■ **GIVEN INSTRUCTION**
Output all lines exactly.

■ **Items from a figure collection**

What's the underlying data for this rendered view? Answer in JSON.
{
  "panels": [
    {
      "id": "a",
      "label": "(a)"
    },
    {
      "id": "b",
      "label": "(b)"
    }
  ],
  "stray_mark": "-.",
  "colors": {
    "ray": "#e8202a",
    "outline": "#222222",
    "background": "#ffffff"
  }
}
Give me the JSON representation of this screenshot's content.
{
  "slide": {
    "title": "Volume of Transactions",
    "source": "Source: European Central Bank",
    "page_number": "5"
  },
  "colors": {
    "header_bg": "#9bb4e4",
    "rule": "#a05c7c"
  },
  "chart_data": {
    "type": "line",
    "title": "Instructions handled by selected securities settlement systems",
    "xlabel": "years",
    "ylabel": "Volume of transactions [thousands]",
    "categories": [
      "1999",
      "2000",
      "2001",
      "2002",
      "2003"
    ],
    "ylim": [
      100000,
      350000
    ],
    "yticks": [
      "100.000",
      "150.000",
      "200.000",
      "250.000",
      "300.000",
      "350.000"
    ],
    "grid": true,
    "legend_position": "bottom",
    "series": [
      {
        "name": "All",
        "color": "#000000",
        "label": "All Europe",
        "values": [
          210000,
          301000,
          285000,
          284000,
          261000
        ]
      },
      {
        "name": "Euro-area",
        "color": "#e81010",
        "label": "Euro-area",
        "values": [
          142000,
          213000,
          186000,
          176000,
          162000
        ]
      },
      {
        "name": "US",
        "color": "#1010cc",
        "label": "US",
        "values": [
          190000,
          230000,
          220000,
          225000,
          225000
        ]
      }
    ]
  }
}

■ **RESPONSE TO THE TASK**
What's the underlying data for this rendered view? Answer in JSON.
{
  "panels": [
    {
      "id": "a",
      "label": "(a)"
    },
    {
      "id": "b",
      "label": "(b)"
    }
  ],
  "stray_mark": "-.",
  "colors": {
    "ray": "#e8202a",
    "outline": "#222222",
    "background": "#ffffff"
  }
}
Give me the JSON representation of this screenshot's content.
{
  "slide": {
    "title": "Volume of Transactions",
    "source": "Source: European Central Bank",
    "page_number": "5"
  },
  "colors": {
    "header_bg": "#9bb4e4",
    "rule": "#a05c7c"
  },
  "chart_data": {
    "type": "line",
    "title": "Instructions handled by selected securities settlement systems",
    "xlabel": "years",
    "ylabel": "Volume of transactions [thousands]",
    "categories": [
      "1999",
      "2000",
      "2001",
      "2002",
      "2003"
    ],
    "ylim": [
      100000,
      350000
    ],
    "yticks": [
      "100.000",
      "150.000",
      "200.000",
      "250.000",
      "300.000",
      "350.000"
    ],
    "grid": true,
    "legend_position": "bottom",
    "series": [
      {
        "name": "All",
        "color": "#000000",
        "label": "All Europe",
        "values": [
          210000,
          301000,
          285000,
          284000,
          261000
        ]
      },
      {
        "name": "Euro-area",
        "color": "#e81010",
        "label": "Euro-area",
        "values": [
          142000,
          213000,
          186000,
          176000,
          162000
        ]
      },
      {
        "name": "US",
        "color": "#1010cc",
        "label": "US",
        "values": [
          190000,
          230000,
          220000,
          225000,
          225000
        ]
      }
    ]
  }
}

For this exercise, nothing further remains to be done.